Your task is to copy the listing exactly. Drop any pictures from the copy.

>> start SUPPLIED INFORMATION

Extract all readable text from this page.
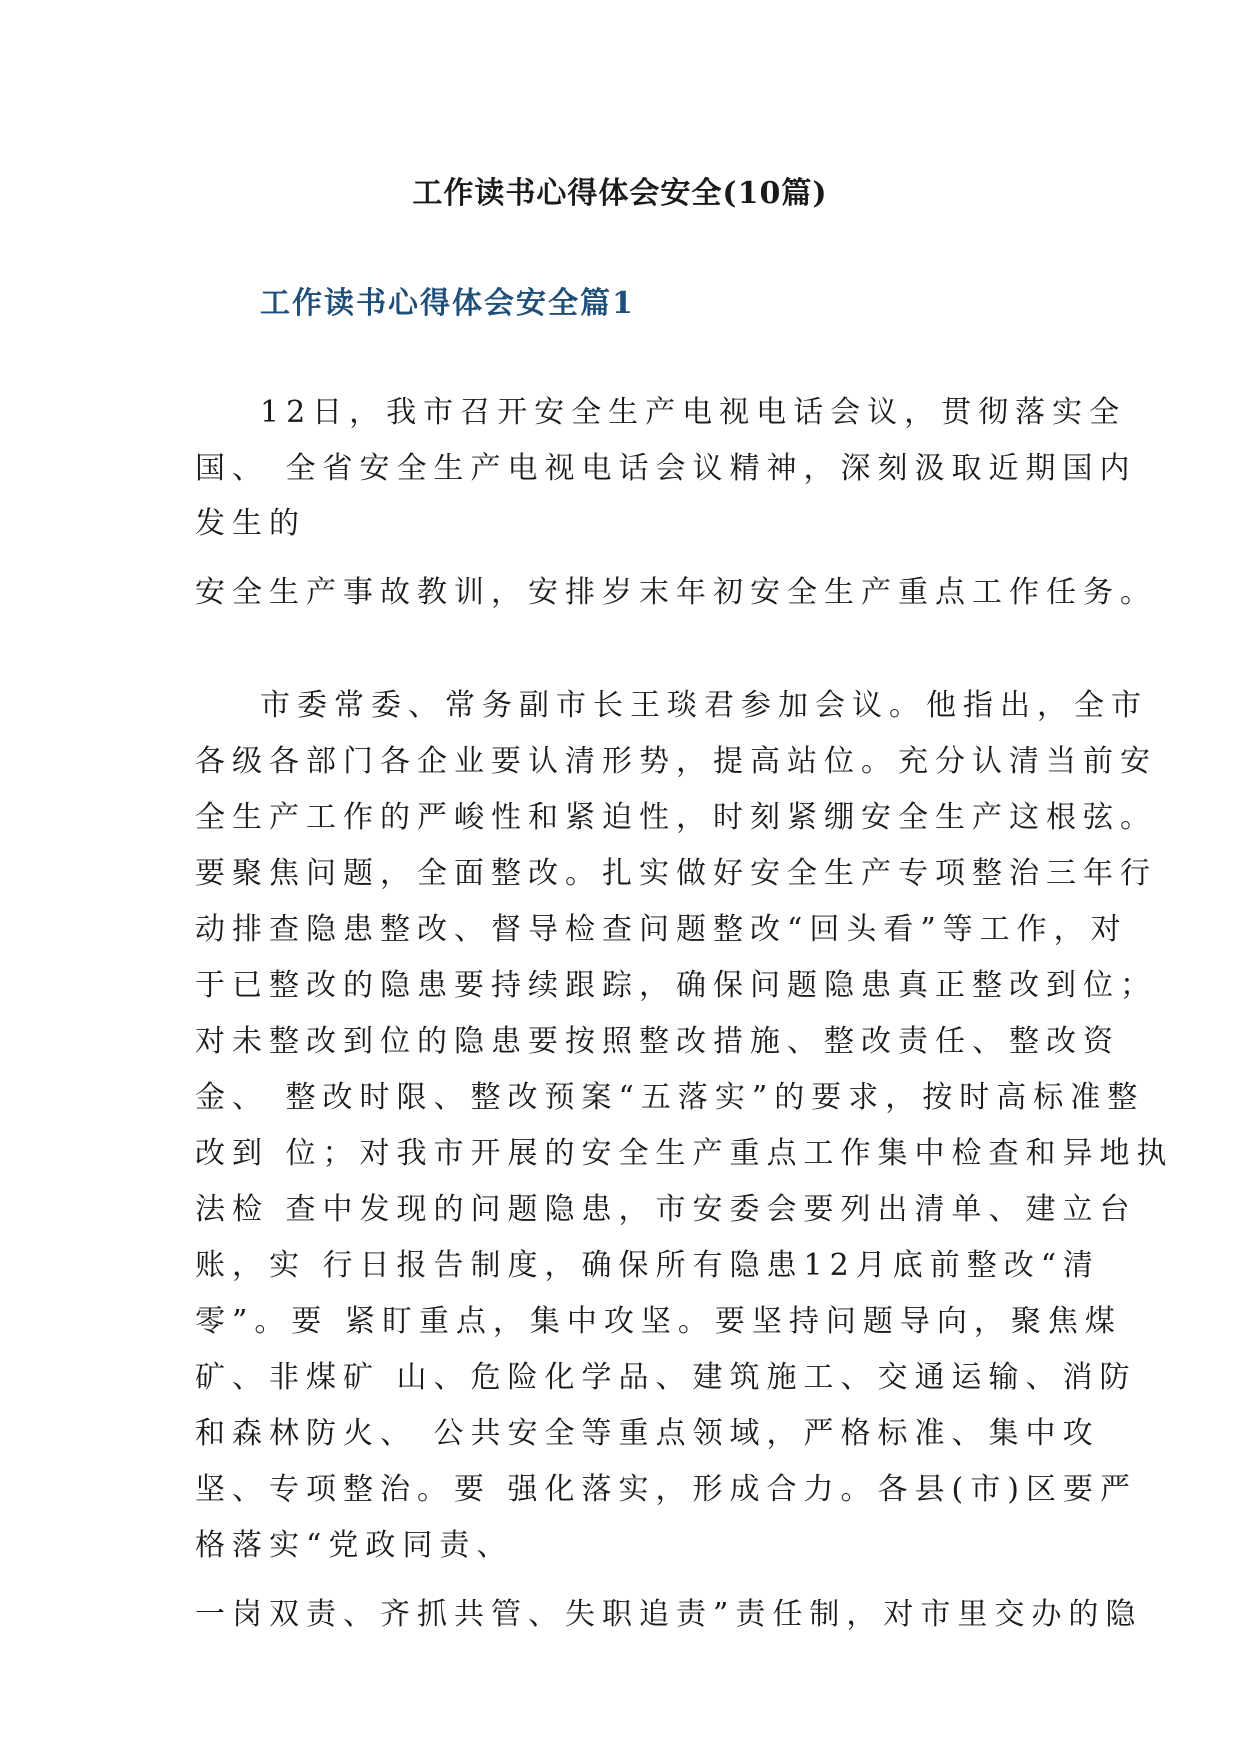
工作读书心得体会安全(10篇)
工作读书心得体会安全篇1

12日，我市召开安全生产电视电话会议，贯彻落实全

国、 全省安全生产电视电话会议精神，深刻汲取近期国内

发生的

安全生产事故教训，安排岁末年初安全生产重点工作任务。

市委常委、常务副市长王琰君参加会议。他指出，全市

各级各部门各企业要认清形势，提高站位。充分认清当前安

全生产工作的严峻性和紧迫性，时刻紧绷安全生产这根弦。

要聚焦问题，全面整改。扎实做好安全生产专项整治三年行

动排查隐患整改、督导检查问题整改“回头看”等工作，对

于已整改的隐患要持续跟踪，确保问题隐患真正整改到位；

对未整改到位的隐患要按照整改措施、整改责任、整改资

金、 整改时限、整改预案“五落实”的要求，按时高标准整

改到 位；对我市开展的安全生产重点工作集中检查和异地执

法检 查中发现的问题隐患，市安委会要列出清单、建立台

账，实 行日报告制度，确保所有隐患12月底前整改“清

零”。要 紧盯重点，集中攻坚。要坚持问题导向，聚焦煤

矿、非煤矿 山、危险化学品、建筑施工、交通运输、消防

和森林防火、 公共安全等重点领域，严格标准、集中攻

坚、专项整治。要 强化落实，形成合力。各县(市)区要严

格落实“党政同责、

一岗双责、齐抓共管、失职追责”责任制，对市里交办的隐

>> end SUPPLIED INFORMATION

◆ RESULT OF THIS TASK:
Extract all readable text from this page.
工作读书心得体会安全(10篇)
工作读书心得体会安全篇1

12日，我市召开安全生产电视电话会议，贯彻落实全

国、 全省安全生产电视电话会议精神，深刻汲取近期国内

发生的

安全生产事故教训，安排岁末年初安全生产重点工作任务。

市委常委、常务副市长王琰君参加会议。他指出，全市

各级各部门各企业要认清形势，提高站位。充分认清当前安

全生产工作的严峻性和紧迫性，时刻紧绷安全生产这根弦。

要聚焦问题，全面整改。扎实做好安全生产专项整治三年行

动排查隐患整改、督导检查问题整改“回头看”等工作，对

于已整改的隐患要持续跟踪，确保问题隐患真正整改到位；

对未整改到位的隐患要按照整改措施、整改责任、整改资

金、 整改时限、整改预案“五落实”的要求，按时高标准整

改到 位；对我市开展的安全生产重点工作集中检查和异地执

法检 查中发现的问题隐患，市安委会要列出清单、建立台

账，实 行日报告制度，确保所有隐患12月底前整改“清

零”。要 紧盯重点，集中攻坚。要坚持问题导向，聚焦煤

矿、非煤矿 山、危险化学品、建筑施工、交通运输、消防

和森林防火、 公共安全等重点领域，严格标准、集中攻

坚、专项整治。要 强化落实，形成合力。各县(市)区要严

格落实“党政同责、

一岗双责、齐抓共管、失职追责”责任制，对市里交办的隐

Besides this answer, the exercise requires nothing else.